What you are asked to do: Gather the lines below that include the string "있습니다", copying each in full.

Exercise materials:
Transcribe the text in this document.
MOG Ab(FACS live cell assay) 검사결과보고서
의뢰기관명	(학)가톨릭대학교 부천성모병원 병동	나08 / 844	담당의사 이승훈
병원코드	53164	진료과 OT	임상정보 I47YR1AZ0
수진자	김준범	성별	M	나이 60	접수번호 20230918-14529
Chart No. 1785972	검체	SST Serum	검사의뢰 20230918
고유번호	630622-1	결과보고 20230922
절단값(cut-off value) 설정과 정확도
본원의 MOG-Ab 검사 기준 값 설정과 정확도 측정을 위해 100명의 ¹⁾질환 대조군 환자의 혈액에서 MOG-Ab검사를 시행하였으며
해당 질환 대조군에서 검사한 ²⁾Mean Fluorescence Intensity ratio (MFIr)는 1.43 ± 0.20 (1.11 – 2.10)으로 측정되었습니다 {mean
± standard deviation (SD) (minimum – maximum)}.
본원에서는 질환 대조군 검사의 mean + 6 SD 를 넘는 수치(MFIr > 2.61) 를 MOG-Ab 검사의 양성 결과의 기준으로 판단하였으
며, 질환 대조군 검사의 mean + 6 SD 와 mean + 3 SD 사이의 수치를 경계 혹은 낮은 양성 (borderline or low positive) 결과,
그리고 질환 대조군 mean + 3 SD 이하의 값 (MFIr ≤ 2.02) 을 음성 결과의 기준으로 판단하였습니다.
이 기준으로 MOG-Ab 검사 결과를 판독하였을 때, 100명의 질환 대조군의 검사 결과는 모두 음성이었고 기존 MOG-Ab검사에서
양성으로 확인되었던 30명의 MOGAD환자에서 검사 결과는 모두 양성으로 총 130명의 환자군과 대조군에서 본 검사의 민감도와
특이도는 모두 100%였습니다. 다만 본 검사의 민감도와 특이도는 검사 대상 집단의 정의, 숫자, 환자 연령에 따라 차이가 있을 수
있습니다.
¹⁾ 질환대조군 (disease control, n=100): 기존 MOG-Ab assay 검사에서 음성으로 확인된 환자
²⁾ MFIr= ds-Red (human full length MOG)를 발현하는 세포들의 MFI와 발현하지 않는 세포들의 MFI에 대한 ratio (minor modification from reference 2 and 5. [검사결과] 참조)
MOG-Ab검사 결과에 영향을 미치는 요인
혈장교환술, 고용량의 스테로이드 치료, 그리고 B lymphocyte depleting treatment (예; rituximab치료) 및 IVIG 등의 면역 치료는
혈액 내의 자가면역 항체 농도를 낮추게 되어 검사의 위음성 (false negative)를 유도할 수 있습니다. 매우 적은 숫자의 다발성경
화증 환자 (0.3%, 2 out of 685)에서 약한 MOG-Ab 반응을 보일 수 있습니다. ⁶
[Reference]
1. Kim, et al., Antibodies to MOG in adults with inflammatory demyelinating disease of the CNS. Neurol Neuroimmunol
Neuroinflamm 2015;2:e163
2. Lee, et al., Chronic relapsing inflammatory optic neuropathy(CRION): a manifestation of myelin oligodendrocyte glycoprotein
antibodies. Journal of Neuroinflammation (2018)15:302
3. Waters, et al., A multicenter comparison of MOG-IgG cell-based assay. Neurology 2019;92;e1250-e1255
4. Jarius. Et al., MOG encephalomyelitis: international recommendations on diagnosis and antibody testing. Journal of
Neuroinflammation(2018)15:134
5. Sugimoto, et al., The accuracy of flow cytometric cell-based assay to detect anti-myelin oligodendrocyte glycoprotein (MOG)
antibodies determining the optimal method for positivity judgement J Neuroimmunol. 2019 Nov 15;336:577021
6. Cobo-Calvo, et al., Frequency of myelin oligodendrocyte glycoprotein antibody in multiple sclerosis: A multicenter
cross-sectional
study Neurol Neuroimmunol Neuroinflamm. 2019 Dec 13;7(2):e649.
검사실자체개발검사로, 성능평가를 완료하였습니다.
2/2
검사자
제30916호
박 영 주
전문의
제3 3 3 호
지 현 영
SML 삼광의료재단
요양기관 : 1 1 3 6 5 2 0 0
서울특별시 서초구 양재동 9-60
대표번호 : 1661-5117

Response:
있습니다.
혈액 내의 자가면역 항체 농도를 낮추게 되어 검사의 위음성 (false negative)를 유도할 수 있습니다. 매우 적은 숫자의 다발성경
화증 환자 (0.3%, 2 out of 685)에서 약한 MOG-Ab 반응을 보일 수 있습니다. ⁶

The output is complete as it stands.